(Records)
□ □ □ □ □

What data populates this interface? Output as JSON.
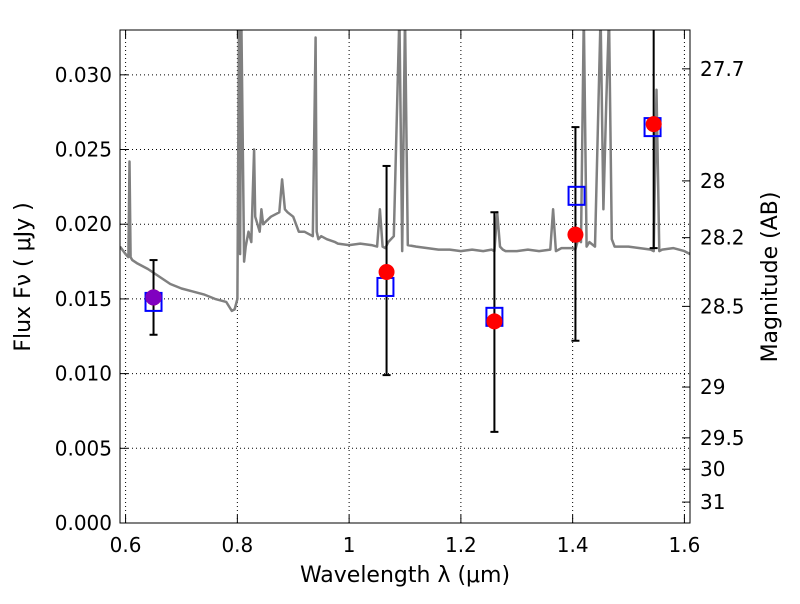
{
  "chart_data": {
    "type": "scatter",
    "xlabel": "Wavelength  λ (μm)",
    "ylabel_left": "Flux  Fν  ( μJy )",
    "ylabel_right": "Magnitude (AB)",
    "xlim": [
      0.59,
      1.61
    ],
    "ylim": [
      0.0,
      0.033
    ],
    "grid": true,
    "x_ticks": [
      {
        "value": 0.6,
        "label": "0.6"
      },
      {
        "value": 0.8,
        "label": "0.8"
      },
      {
        "value": 1.0,
        "label": "1"
      },
      {
        "value": 1.2,
        "label": "1.2"
      },
      {
        "value": 1.4,
        "label": "1.4"
      },
      {
        "value": 1.6,
        "label": "1.6"
      }
    ],
    "y_ticks": [
      {
        "value": 0.0,
        "label": "0.000"
      },
      {
        "value": 0.005,
        "label": "0.005"
      },
      {
        "value": 0.01,
        "label": "0.010"
      },
      {
        "value": 0.015,
        "label": "0.015"
      },
      {
        "value": 0.02,
        "label": "0.020"
      },
      {
        "value": 0.025,
        "label": "0.025"
      },
      {
        "value": 0.03,
        "label": "0.030"
      }
    ],
    "right_ticks": [
      {
        "flux": 0.0304,
        "label": "27.7"
      },
      {
        "flux": 0.0229,
        "label": "28"
      },
      {
        "flux": 0.0191,
        "label": "28.2"
      },
      {
        "flux": 0.0145,
        "label": "28.5"
      },
      {
        "flux": 0.0091,
        "label": "29"
      },
      {
        "flux": 0.0057,
        "label": "29.5"
      },
      {
        "flux": 0.0036,
        "label": "30"
      },
      {
        "flux": 0.0014,
        "label": "31"
      }
    ],
    "series": [
      {
        "kind": "line",
        "color": "#808080",
        "x": [
          0.59,
          0.6,
          0.605,
          0.607,
          0.609,
          0.612,
          0.62,
          0.64,
          0.66,
          0.68,
          0.7,
          0.72,
          0.74,
          0.76,
          0.78,
          0.79,
          0.795,
          0.8,
          0.803,
          0.805,
          0.807,
          0.812,
          0.815,
          0.82,
          0.825,
          0.83,
          0.832,
          0.84,
          0.843,
          0.846,
          0.86,
          0.875,
          0.88,
          0.885,
          0.89,
          0.9,
          0.91,
          0.92,
          0.93,
          0.935,
          0.94,
          0.942,
          0.945,
          0.95,
          0.96,
          0.975,
          0.98,
          1.0,
          1.02,
          1.04,
          1.05,
          1.055,
          1.06,
          1.065,
          1.07,
          1.08,
          1.09,
          1.095,
          1.1,
          1.105,
          1.12,
          1.14,
          1.16,
          1.18,
          1.2,
          1.22,
          1.24,
          1.255,
          1.26,
          1.265,
          1.27,
          1.275,
          1.28,
          1.3,
          1.32,
          1.34,
          1.36,
          1.365,
          1.37,
          1.375,
          1.38,
          1.4,
          1.405,
          1.41,
          1.415,
          1.42,
          1.425,
          1.43,
          1.44,
          1.45,
          1.455,
          1.46,
          1.465,
          1.47,
          1.475,
          1.5,
          1.52,
          1.54,
          1.545,
          1.55,
          1.555,
          1.56,
          1.58,
          1.6,
          1.61
        ],
        "y": [
          0.0185,
          0.018,
          0.0178,
          0.0242,
          0.0178,
          0.0176,
          0.0174,
          0.017,
          0.0165,
          0.016,
          0.0157,
          0.0155,
          0.0153,
          0.015,
          0.0148,
          0.0142,
          0.0143,
          0.015,
          0.034,
          0.018,
          0.034,
          0.0175,
          0.0185,
          0.0195,
          0.0188,
          0.025,
          0.0205,
          0.0195,
          0.021,
          0.02,
          0.0205,
          0.0208,
          0.023,
          0.021,
          0.0208,
          0.0205,
          0.0195,
          0.0195,
          0.0193,
          0.0192,
          0.0325,
          0.0195,
          0.019,
          0.0192,
          0.019,
          0.0188,
          0.0187,
          0.0186,
          0.0187,
          0.0186,
          0.0185,
          0.021,
          0.0185,
          0.0184,
          0.0188,
          0.0192,
          0.034,
          0.0182,
          0.034,
          0.0186,
          0.0185,
          0.0184,
          0.0183,
          0.0183,
          0.0182,
          0.0183,
          0.0182,
          0.0183,
          0.0182,
          0.0208,
          0.0185,
          0.0183,
          0.0182,
          0.0182,
          0.0183,
          0.0182,
          0.0183,
          0.021,
          0.0182,
          0.0183,
          0.0184,
          0.0184,
          0.0183,
          0.019,
          0.0188,
          0.034,
          0.0185,
          0.0188,
          0.0185,
          0.034,
          0.021,
          0.028,
          0.034,
          0.019,
          0.0185,
          0.0185,
          0.0184,
          0.0183,
          0.0182,
          0.029,
          0.0182,
          0.0183,
          0.0184,
          0.0182,
          0.018
        ]
      },
      {
        "kind": "errorbar",
        "color": "#000000",
        "points": [
          {
            "x": 0.65,
            "low": 0.0126,
            "high": 0.0176
          },
          {
            "x": 1.067,
            "low": 0.0099,
            "high": 0.0239
          },
          {
            "x": 1.26,
            "low": 0.0061,
            "high": 0.0208
          },
          {
            "x": 1.405,
            "low": 0.0122,
            "high": 0.0265
          },
          {
            "x": 1.545,
            "low": 0.0184,
            "high": 0.0335
          }
        ]
      },
      {
        "kind": "open-square",
        "color": "#0000ff",
        "x": [
          0.65,
          1.065,
          1.26,
          1.407,
          1.543
        ],
        "y": [
          0.0148,
          0.0158,
          0.0138,
          0.0219,
          0.0265
        ]
      },
      {
        "kind": "filled-circle",
        "color": "#ff0000",
        "x": [
          0.65,
          1.067,
          1.26,
          1.405,
          1.545
        ],
        "y": [
          0.0151,
          0.0168,
          0.0135,
          0.0193,
          0.0267
        ]
      },
      {
        "kind": "filled-circle",
        "color": "#8000c0",
        "x": [
          0.65
        ],
        "y": [
          0.0151
        ]
      }
    ]
  }
}
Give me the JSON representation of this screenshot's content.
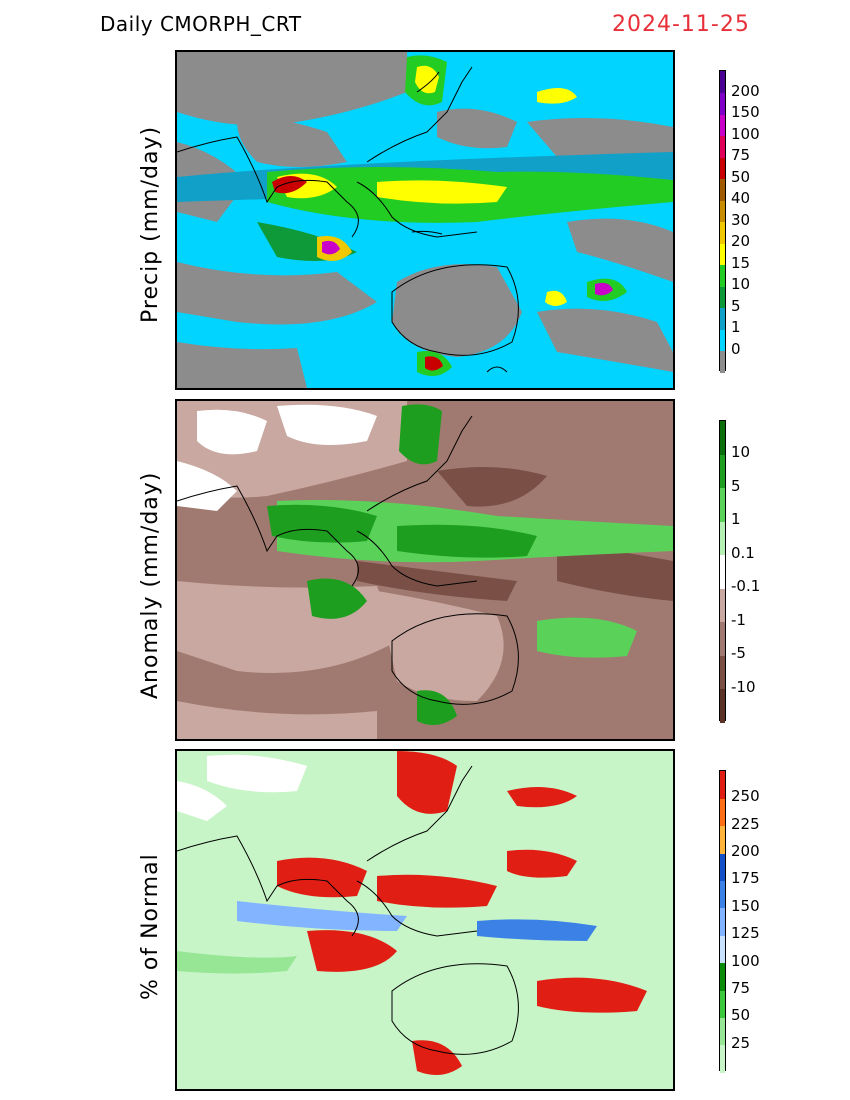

□ □ □ □ □

Copy out every line that includes the word "kind".

        "kind": "line",
        "kind": "errorbar",
        "kind": "open-square",
        "kind": "filled-circle",
        "kind": "filled-circle",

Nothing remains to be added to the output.